Given exercise:
State the number of lines, and only that number, in which the word "Echo" appears.

Input material:
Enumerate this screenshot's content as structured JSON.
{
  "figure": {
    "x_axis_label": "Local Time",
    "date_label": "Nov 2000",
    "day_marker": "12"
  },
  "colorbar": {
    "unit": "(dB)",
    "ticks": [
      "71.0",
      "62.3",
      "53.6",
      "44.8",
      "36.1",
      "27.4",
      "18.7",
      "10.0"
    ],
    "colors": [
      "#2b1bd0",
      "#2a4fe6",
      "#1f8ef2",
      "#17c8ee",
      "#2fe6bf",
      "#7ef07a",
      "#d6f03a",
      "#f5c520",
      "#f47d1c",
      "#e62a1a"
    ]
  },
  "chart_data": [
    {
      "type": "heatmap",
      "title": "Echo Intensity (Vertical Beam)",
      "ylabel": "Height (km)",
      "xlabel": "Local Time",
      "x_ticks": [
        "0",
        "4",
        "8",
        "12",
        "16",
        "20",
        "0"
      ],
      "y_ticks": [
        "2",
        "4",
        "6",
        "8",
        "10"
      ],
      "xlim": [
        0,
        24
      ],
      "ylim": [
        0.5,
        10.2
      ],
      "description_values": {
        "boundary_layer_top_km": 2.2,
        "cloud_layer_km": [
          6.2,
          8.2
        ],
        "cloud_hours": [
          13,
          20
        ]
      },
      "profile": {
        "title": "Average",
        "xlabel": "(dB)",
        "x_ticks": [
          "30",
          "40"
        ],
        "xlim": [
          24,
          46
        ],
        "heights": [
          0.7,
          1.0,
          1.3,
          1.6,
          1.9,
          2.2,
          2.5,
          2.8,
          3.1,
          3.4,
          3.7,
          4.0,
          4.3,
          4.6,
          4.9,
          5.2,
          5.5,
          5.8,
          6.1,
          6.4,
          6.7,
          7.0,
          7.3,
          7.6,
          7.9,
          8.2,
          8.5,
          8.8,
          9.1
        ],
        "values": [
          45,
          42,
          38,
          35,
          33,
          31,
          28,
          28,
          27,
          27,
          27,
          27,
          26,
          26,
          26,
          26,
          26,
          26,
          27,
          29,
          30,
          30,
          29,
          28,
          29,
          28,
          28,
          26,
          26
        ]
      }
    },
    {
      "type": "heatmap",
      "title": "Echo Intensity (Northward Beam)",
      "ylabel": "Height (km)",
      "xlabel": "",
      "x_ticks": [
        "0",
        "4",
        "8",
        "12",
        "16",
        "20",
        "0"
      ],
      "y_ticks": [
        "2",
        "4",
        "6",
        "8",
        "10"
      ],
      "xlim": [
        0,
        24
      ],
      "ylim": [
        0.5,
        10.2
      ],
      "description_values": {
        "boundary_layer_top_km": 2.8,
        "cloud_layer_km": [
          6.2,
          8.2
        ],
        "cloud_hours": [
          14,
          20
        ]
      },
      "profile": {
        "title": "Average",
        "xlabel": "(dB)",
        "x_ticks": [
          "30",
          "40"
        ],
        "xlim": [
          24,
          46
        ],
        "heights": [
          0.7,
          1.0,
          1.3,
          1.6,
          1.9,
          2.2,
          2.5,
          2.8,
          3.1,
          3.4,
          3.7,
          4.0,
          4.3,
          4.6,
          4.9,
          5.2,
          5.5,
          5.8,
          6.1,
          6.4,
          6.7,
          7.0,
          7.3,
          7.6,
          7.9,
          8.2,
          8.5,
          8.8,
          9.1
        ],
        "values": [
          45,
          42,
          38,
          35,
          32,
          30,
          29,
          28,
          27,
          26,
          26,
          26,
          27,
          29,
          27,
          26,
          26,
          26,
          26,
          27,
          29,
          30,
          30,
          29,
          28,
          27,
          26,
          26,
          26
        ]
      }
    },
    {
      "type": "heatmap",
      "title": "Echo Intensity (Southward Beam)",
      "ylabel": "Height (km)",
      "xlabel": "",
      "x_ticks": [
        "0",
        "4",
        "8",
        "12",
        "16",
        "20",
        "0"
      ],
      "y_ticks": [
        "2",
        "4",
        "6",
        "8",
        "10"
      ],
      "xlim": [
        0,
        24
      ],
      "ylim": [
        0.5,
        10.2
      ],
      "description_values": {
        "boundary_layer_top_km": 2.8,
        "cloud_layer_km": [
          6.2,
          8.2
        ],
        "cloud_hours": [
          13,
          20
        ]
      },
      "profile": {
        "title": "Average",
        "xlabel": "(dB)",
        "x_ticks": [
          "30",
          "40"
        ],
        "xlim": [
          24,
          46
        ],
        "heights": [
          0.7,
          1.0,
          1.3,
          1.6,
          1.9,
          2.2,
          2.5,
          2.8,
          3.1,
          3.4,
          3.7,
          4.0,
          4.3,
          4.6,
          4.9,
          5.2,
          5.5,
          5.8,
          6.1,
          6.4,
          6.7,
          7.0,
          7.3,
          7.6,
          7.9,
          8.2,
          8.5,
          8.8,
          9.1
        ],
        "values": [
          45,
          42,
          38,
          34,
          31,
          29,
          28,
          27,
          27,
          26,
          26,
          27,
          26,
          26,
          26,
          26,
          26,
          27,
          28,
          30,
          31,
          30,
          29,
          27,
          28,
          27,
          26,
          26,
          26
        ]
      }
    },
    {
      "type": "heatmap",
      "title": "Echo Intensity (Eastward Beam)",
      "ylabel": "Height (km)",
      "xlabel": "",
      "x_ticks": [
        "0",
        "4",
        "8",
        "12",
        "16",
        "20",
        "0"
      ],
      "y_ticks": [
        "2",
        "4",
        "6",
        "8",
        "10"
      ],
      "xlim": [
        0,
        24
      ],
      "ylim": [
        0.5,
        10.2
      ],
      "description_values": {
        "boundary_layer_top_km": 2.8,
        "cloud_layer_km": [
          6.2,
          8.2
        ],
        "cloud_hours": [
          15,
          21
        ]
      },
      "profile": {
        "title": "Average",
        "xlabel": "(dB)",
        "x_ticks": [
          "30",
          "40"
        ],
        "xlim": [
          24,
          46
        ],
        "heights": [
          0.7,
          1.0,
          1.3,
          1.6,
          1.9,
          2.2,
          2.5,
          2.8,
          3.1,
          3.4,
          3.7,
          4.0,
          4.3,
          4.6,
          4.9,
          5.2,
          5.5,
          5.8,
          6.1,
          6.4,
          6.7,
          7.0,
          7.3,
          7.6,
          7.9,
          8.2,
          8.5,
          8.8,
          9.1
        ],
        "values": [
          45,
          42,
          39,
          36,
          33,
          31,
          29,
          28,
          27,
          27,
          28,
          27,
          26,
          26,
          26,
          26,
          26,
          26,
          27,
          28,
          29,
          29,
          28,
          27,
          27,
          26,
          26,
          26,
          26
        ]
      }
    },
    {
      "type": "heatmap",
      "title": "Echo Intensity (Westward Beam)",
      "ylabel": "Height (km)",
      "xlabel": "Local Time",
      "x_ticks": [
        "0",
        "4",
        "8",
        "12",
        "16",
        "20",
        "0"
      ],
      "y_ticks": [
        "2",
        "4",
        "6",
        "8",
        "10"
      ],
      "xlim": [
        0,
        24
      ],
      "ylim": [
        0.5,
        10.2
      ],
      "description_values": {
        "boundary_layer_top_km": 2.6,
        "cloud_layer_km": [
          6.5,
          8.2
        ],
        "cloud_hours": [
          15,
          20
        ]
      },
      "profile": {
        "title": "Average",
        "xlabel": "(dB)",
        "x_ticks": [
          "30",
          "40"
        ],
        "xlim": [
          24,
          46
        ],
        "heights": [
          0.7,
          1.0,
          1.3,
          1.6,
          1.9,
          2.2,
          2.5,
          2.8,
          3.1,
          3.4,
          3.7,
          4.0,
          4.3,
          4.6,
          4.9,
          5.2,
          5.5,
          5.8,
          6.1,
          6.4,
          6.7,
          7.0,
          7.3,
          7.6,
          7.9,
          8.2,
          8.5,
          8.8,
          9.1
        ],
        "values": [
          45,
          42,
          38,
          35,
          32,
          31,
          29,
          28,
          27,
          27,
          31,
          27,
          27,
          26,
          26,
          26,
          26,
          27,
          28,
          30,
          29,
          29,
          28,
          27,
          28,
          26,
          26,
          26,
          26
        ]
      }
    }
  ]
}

Exercise solution:
5